▸ **TASK PROMPT**
Duplicate the following data verbatim, reproducing every line in full and in its original order.

====

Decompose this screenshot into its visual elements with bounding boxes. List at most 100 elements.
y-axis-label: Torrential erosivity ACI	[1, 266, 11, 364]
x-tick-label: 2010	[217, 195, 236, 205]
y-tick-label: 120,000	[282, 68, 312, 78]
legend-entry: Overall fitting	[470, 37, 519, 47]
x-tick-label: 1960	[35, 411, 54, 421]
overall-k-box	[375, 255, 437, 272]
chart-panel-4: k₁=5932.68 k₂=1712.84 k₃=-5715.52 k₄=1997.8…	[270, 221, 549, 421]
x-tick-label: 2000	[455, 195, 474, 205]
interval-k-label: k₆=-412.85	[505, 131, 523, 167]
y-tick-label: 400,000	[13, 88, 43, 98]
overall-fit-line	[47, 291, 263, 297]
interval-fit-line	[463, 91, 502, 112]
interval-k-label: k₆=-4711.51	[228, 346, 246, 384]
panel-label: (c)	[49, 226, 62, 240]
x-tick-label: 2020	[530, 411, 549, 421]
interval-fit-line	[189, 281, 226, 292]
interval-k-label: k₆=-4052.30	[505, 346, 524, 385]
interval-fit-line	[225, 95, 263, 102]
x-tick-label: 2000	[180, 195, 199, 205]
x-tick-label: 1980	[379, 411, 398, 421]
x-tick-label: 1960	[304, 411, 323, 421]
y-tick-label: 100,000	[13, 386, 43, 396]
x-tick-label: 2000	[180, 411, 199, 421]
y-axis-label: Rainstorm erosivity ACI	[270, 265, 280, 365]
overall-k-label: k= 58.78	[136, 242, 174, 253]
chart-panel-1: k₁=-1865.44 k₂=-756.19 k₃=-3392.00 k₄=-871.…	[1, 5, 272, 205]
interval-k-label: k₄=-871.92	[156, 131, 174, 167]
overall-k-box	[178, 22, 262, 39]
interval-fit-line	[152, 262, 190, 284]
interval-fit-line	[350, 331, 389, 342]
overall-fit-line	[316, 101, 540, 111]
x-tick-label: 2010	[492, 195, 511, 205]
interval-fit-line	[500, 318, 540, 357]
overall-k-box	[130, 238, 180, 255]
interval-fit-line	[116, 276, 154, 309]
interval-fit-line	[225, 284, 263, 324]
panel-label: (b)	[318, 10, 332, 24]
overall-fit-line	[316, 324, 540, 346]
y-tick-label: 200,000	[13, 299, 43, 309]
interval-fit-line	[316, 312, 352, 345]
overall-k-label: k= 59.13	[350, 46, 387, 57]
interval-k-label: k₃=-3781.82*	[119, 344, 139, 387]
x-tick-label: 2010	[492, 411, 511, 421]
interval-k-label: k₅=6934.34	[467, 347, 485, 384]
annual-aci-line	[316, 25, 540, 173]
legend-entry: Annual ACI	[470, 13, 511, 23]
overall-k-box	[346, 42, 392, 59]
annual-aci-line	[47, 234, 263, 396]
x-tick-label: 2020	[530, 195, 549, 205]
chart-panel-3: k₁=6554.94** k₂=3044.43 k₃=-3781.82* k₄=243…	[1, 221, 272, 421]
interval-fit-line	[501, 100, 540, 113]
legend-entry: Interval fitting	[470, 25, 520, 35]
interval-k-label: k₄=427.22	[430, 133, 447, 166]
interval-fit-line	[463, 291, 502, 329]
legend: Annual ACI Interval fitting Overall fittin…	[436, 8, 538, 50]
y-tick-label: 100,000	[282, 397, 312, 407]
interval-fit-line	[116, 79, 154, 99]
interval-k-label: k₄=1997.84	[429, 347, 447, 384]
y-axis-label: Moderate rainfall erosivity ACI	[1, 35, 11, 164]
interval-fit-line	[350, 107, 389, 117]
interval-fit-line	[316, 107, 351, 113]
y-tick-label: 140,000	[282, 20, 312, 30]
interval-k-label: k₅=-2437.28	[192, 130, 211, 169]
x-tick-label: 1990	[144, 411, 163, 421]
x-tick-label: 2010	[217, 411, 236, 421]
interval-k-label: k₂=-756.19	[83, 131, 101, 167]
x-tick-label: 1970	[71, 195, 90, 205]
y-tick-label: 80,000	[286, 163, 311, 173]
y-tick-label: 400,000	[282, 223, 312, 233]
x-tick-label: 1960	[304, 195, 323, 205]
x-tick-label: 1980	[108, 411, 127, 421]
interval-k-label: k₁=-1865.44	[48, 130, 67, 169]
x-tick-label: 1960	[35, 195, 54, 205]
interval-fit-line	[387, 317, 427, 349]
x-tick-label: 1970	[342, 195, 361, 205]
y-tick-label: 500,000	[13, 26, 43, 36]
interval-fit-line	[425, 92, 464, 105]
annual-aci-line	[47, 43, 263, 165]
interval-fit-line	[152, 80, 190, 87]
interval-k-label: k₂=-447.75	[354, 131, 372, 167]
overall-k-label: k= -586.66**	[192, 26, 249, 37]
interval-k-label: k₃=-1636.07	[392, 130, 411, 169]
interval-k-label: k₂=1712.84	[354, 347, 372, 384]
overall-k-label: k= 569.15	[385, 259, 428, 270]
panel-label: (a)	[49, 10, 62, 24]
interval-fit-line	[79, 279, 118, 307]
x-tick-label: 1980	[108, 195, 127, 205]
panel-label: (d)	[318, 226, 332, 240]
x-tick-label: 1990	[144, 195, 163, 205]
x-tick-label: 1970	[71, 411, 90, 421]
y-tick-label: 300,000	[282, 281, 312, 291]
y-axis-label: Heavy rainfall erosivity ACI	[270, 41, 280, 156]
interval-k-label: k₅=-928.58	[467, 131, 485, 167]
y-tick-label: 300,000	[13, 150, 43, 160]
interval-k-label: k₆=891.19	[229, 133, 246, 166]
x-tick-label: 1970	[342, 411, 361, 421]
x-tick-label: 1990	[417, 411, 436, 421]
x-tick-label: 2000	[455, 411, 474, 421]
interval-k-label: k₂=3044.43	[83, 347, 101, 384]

====

▸ **ANSWER TO THE TASK**
Decompose this screenshot into its visual elements with bounding boxes. List at most 100 elements.
y-axis-label: Torrential erosivity ACI	[1, 266, 11, 364]
x-tick-label: 2010	[217, 195, 236, 205]
y-tick-label: 120,000	[282, 68, 312, 78]
legend-entry: Overall fitting	[470, 37, 519, 47]
x-tick-label: 1960	[35, 411, 54, 421]
overall-k-box	[375, 255, 437, 272]
chart-panel-4: k₁=5932.68 k₂=1712.84 k₃=-5715.52 k₄=1997.8…	[270, 221, 549, 421]
x-tick-label: 2000	[455, 195, 474, 205]
interval-k-label: k₆=-412.85	[505, 131, 523, 167]
y-tick-label: 400,000	[13, 88, 43, 98]
overall-fit-line	[47, 291, 263, 297]
interval-fit-line	[463, 91, 502, 112]
interval-k-label: k₆=-4711.51	[228, 346, 246, 384]
panel-label: (c)	[49, 226, 62, 240]
x-tick-label: 2020	[530, 411, 549, 421]
interval-fit-line	[189, 281, 226, 292]
interval-k-label: k₆=-4052.30	[505, 346, 524, 385]
interval-fit-line	[225, 95, 263, 102]
x-tick-label: 2000	[180, 195, 199, 205]
x-tick-label: 1980	[379, 411, 398, 421]
x-tick-label: 1960	[304, 411, 323, 421]
y-tick-label: 100,000	[13, 386, 43, 396]
x-tick-label: 2000	[180, 411, 199, 421]
y-axis-label: Rainstorm erosivity ACI	[270, 265, 280, 365]
overall-k-label: k= 58.78	[136, 242, 174, 253]
chart-panel-1: k₁=-1865.44 k₂=-756.19 k₃=-3392.00 k₄=-871.…	[1, 5, 272, 205]
interval-k-label: k₄=-871.92	[156, 131, 174, 167]
overall-k-box	[178, 22, 262, 39]
interval-fit-line	[152, 262, 190, 284]
interval-fit-line	[350, 331, 389, 342]
overall-fit-line	[316, 101, 540, 111]
x-tick-label: 2010	[492, 195, 511, 205]
interval-fit-line	[500, 318, 540, 357]
overall-k-box	[130, 238, 180, 255]
interval-fit-line	[116, 276, 154, 309]
interval-fit-line	[225, 284, 263, 324]
panel-label: (b)	[318, 10, 332, 24]
overall-fit-line	[316, 324, 540, 346]
y-tick-label: 200,000	[13, 299, 43, 309]
interval-fit-line	[316, 312, 352, 345]
overall-k-label: k= 59.13	[350, 46, 387, 57]
interval-k-label: k₃=-3781.82*	[119, 344, 139, 387]
x-tick-label: 2010	[492, 411, 511, 421]
interval-k-label: k₅=6934.34	[467, 347, 485, 384]
annual-aci-line	[316, 25, 540, 173]
legend-entry: Annual ACI	[470, 13, 511, 23]
overall-k-box	[346, 42, 392, 59]
annual-aci-line	[47, 234, 263, 396]
x-tick-label: 2020	[530, 195, 549, 205]
chart-panel-3: k₁=6554.94** k₂=3044.43 k₃=-3781.82* k₄=243…	[1, 221, 272, 421]
interval-fit-line	[501, 100, 540, 113]
legend-entry: Interval fitting	[470, 25, 520, 35]
interval-k-label: k₄=427.22	[430, 133, 447, 166]
interval-fit-line	[463, 291, 502, 329]
legend: Annual ACI Interval fitting Overall fittin…	[436, 8, 538, 50]
y-tick-label: 100,000	[282, 397, 312, 407]
interval-fit-line	[116, 79, 154, 99]
interval-k-label: k₄=1997.84	[429, 347, 447, 384]
y-axis-label: Moderate rainfall erosivity ACI	[1, 35, 11, 164]
interval-fit-line	[350, 107, 389, 117]
interval-fit-line	[316, 107, 351, 113]
y-tick-label: 140,000	[282, 20, 312, 30]
interval-k-label: k₅=-2437.28	[192, 130, 211, 169]
x-tick-label: 1990	[144, 411, 163, 421]
x-tick-label: 2010	[217, 411, 236, 421]
interval-k-label: k₂=-756.19	[83, 131, 101, 167]
x-tick-label: 1970	[71, 195, 90, 205]
y-tick-label: 80,000	[286, 163, 311, 173]
y-tick-label: 400,000	[282, 223, 312, 233]
x-tick-label: 1960	[304, 195, 323, 205]
x-tick-label: 1980	[108, 411, 127, 421]
interval-k-label: k₁=-1865.44	[48, 130, 67, 169]
x-tick-label: 1960	[35, 195, 54, 205]
interval-fit-line	[387, 317, 427, 349]
x-tick-label: 1970	[342, 195, 361, 205]
y-tick-label: 500,000	[13, 26, 43, 36]
interval-fit-line	[425, 92, 464, 105]
annual-aci-line	[47, 43, 263, 165]
interval-fit-line	[152, 80, 190, 87]
interval-k-label: k₂=-447.75	[354, 131, 372, 167]
overall-k-label: k= -586.66**	[192, 26, 249, 37]
interval-k-label: k₃=-1636.07	[392, 130, 411, 169]
interval-k-label: k₂=1712.84	[354, 347, 372, 384]
overall-k-label: k= 569.15	[385, 259, 428, 270]
panel-label: (a)	[49, 10, 62, 24]
interval-fit-line	[79, 279, 118, 307]
x-tick-label: 1980	[108, 195, 127, 205]
panel-label: (d)	[318, 226, 332, 240]
x-tick-label: 1990	[144, 195, 163, 205]
x-tick-label: 1970	[71, 411, 90, 421]
y-tick-label: 300,000	[282, 281, 312, 291]
y-axis-label: Heavy rainfall erosivity ACI	[270, 41, 280, 156]
interval-k-label: k₅=-928.58	[467, 131, 485, 167]
y-tick-label: 300,000	[13, 150, 43, 160]
interval-k-label: k₆=891.19	[229, 133, 246, 166]
x-tick-label: 1970	[342, 411, 361, 421]
x-tick-label: 1990	[417, 411, 436, 421]
x-tick-label: 2000	[455, 411, 474, 421]
interval-k-label: k₂=3044.43	[83, 347, 101, 384]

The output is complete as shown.